#### [Written exercise]
Please reproduce every one of the rows below word for word.

#### [Collected data entries]

□ □ □

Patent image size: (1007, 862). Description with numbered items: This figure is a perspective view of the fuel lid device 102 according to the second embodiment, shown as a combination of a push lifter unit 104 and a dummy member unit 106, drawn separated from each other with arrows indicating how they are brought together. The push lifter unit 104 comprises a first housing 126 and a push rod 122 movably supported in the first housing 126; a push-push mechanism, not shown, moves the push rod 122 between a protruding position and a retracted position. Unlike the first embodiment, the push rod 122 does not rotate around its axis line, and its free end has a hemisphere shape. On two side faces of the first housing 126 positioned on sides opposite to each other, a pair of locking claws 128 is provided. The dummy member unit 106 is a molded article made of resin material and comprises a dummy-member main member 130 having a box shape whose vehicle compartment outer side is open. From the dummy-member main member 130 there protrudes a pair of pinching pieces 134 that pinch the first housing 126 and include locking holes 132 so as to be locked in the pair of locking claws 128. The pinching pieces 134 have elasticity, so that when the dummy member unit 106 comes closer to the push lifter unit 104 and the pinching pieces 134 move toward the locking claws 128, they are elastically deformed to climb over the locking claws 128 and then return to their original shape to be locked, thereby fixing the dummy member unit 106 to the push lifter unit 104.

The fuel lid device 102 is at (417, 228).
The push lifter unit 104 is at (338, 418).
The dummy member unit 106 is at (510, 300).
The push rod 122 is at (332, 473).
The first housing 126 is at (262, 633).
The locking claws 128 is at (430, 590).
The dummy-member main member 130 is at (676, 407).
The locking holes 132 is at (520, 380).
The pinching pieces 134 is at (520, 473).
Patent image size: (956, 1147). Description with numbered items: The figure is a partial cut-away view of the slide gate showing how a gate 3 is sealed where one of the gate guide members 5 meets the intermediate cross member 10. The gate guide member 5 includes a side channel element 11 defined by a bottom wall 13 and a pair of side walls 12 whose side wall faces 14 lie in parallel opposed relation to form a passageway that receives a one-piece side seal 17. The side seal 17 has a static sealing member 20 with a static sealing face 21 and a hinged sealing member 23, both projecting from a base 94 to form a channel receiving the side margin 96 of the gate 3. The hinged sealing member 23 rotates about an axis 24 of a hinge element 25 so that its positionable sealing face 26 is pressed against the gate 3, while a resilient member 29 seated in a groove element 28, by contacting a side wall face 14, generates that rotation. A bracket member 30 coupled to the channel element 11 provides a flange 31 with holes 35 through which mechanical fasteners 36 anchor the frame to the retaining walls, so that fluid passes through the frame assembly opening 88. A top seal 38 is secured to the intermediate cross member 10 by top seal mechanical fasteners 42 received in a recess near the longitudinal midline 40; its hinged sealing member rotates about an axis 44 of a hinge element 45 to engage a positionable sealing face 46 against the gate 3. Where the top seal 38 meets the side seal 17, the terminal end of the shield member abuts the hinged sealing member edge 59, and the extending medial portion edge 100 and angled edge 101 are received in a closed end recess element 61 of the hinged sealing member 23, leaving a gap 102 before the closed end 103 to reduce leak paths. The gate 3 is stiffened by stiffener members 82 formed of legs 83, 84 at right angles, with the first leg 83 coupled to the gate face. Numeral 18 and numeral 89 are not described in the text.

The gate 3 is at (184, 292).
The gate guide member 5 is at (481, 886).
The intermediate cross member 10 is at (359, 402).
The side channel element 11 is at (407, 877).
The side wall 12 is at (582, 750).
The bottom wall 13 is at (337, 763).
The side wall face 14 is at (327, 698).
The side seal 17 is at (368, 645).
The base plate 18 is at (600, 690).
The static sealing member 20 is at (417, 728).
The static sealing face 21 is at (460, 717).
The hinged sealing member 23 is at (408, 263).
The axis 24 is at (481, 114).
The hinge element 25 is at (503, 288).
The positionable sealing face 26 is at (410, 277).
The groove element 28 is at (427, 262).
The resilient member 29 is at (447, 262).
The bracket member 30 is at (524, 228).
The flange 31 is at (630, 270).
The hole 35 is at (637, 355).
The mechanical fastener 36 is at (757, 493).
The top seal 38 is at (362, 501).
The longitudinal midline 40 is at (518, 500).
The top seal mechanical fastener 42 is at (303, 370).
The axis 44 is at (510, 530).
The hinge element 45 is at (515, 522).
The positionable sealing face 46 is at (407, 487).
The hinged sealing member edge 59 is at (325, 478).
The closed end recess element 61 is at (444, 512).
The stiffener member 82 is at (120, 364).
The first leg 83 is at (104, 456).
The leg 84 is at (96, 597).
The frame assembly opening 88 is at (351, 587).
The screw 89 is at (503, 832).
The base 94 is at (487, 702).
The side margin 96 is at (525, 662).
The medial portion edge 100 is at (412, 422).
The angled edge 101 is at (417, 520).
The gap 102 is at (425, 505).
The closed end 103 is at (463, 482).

□ □ □

#### [Answer to this problem]
Patent image size: (1007, 862). Description with numbered items: This figure is a perspective view of the fuel lid device 102 according to the second embodiment, shown as a combination of a push lifter unit 104 and a dummy member unit 106, drawn separated from each other with arrows indicating how they are brought together. The push lifter unit 104 comprises a first housing 126 and a push rod 122 movably supported in the first housing 126; a push-push mechanism, not shown, moves the push rod 122 between a protruding position and a retracted position. Unlike the first embodiment, the push rod 122 does not rotate around its axis line, and its free end has a hemisphere shape. On two side faces of the first housing 126 positioned on sides opposite to each other, a pair of locking claws 128 is provided. The dummy member unit 106 is a molded article made of resin material and comprises a dummy-member main member 130 having a box shape whose vehicle compartment outer side is open. From the dummy-member main member 130 there protrudes a pair of pinching pieces 134 that pinch the first housing 126 and include locking holes 132 so as to be locked in the pair of locking claws 128. The pinching pieces 134 have elasticity, so that when the dummy member unit 106 comes closer to the push lifter unit 104 and the pinching pieces 134 move toward the locking claws 128, they are elastically deformed to climb over the locking claws 128 and then return to their original shape to be locked, thereby fixing the dummy member unit 106 to the push lifter unit 104.

The fuel lid device 102 is at (417, 228).
The push lifter unit 104 is at (338, 418).
The dummy member unit 106 is at (510, 300).
The push rod 122 is at (332, 473).
The first housing 126 is at (262, 633).
The locking claws 128 is at (430, 590).
The dummy-member main member 130 is at (676, 407).
The locking holes 132 is at (520, 380).
The pinching pieces 134 is at (520, 473).
Patent image size: (956, 1147). Description with numbered items: The figure is a partial cut-away view of the slide gate showing how a gate 3 is sealed where one of the gate guide members 5 meets the intermediate cross member 10. The gate guide member 5 includes a side channel element 11 defined by a bottom wall 13 and a pair of side walls 12 whose side wall faces 14 lie in parallel opposed relation to form a passageway that receives a one-piece side seal 17. The side seal 17 has a static sealing member 20 with a static sealing face 21 and a hinged sealing member 23, both projecting from a base 94 to form a channel receiving the side margin 96 of the gate 3. The hinged sealing member 23 rotates about an axis 24 of a hinge element 25 so that its positionable sealing face 26 is pressed against the gate 3, while a resilient member 29 seated in a groove element 28, by contacting a side wall face 14, generates that rotation. A bracket member 30 coupled to the channel element 11 provides a flange 31 with holes 35 through which mechanical fasteners 36 anchor the frame to the retaining walls, so that fluid passes through the frame assembly opening 88. A top seal 38 is secured to the intermediate cross member 10 by top seal mechanical fasteners 42 received in a recess near the longitudinal midline 40; its hinged sealing member rotates about an axis 44 of a hinge element 45 to engage a positionable sealing face 46 against the gate 3. Where the top seal 38 meets the side seal 17, the terminal end of the shield member abuts the hinged sealing member edge 59, and the extending medial portion edge 100 and angled edge 101 are received in a closed end recess element 61 of the hinged sealing member 23, leaving a gap 102 before the closed end 103 to reduce leak paths. The gate 3 is stiffened by stiffener members 82 formed of legs 83, 84 at right angles, with the first leg 83 coupled to the gate face. Numeral 18 and numeral 89 are not described in the text.

The gate 3 is at (184, 292).
The gate guide member 5 is at (481, 886).
The intermediate cross member 10 is at (359, 402).
The side channel element 11 is at (407, 877).
The side wall 12 is at (582, 750).
The bottom wall 13 is at (337, 763).
The side wall face 14 is at (327, 698).
The side seal 17 is at (368, 645).
The base plate 18 is at (600, 690).
The static sealing member 20 is at (417, 728).
The static sealing face 21 is at (460, 717).
The hinged sealing member 23 is at (408, 263).
The axis 24 is at (481, 114).
The hinge element 25 is at (503, 288).
The positionable sealing face 26 is at (410, 277).
The groove element 28 is at (427, 262).
The resilient member 29 is at (447, 262).
The bracket member 30 is at (524, 228).
The flange 31 is at (630, 270).
The hole 35 is at (637, 355).
The mechanical fastener 36 is at (757, 493).
The top seal 38 is at (362, 501).
The longitudinal midline 40 is at (518, 500).
The top seal mechanical fastener 42 is at (303, 370).
The axis 44 is at (510, 530).
The hinge element 45 is at (515, 522).
The positionable sealing face 46 is at (407, 487).
The hinged sealing member edge 59 is at (325, 478).
The closed end recess element 61 is at (444, 512).
The stiffener member 82 is at (120, 364).
The first leg 83 is at (104, 456).
The leg 84 is at (96, 597).
The frame assembly opening 88 is at (351, 587).
The screw 89 is at (503, 832).
The base 94 is at (487, 702).
The side margin 96 is at (525, 662).
The medial portion edge 100 is at (412, 422).
The angled edge 101 is at (417, 520).
The gap 102 is at (425, 505).
The closed end 103 is at (463, 482).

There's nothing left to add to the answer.